--- Start of EXERCISE DATA ---
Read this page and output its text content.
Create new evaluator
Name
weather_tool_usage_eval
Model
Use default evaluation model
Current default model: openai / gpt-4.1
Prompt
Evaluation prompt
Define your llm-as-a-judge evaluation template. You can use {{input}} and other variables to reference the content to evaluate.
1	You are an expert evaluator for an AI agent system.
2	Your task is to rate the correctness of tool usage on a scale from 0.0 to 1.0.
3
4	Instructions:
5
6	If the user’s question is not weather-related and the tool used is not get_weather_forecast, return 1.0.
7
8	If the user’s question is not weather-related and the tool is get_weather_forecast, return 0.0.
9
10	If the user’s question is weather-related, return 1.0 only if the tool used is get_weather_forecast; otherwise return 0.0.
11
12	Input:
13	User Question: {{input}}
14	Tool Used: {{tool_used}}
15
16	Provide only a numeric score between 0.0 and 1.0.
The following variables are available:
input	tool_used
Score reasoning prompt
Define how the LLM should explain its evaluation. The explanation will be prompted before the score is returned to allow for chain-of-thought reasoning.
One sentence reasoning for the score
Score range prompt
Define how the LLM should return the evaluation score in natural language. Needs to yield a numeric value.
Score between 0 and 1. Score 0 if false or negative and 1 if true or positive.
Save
--- End of EXERCISE DATA ---
• WHAT THIS TASK INVOLVES:
Write out every entry word for word.

• OUTPUT OF THE TASK:
Read this page and output its text content.
Create new evaluator
Name
weather_tool_usage_eval
Model
Use default evaluation model
Current default model: openai / gpt-4.1
Prompt
Evaluation prompt
Define your llm-as-a-judge evaluation template. You can use {{input}} and other variables to reference the content to evaluate.
1	You are an expert evaluator for an AI agent system.
2	Your task is to rate the correctness of tool usage on a scale from 0.0 to 1.0.
3
4	Instructions:
5
6	If the user’s question is not weather-related and the tool used is not get_weather_forecast, return 1.0.
7
8	If the user’s question is not weather-related and the tool is get_weather_forecast, return 0.0.
9
10	If the user’s question is weather-related, return 1.0 only if the tool used is get_weather_forecast; otherwise return 0.0.
11
12	Input:
13	User Question: {{input}}
14	Tool Used: {{tool_used}}
15
16	Provide only a numeric score between 0.0 and 1.0.
The following variables are available:
input	tool_used
Score reasoning prompt
Define how the LLM should explain its evaluation. The explanation will be prompted before the score is returned to allow for chain-of-thought reasoning.
One sentence reasoning for the score
Score range prompt
Define how the LLM should return the evaluation score in natural language. Needs to yield a numeric value.
Score between 0 and 1. Score 0 if false or negative and 1 if true or positive.
Save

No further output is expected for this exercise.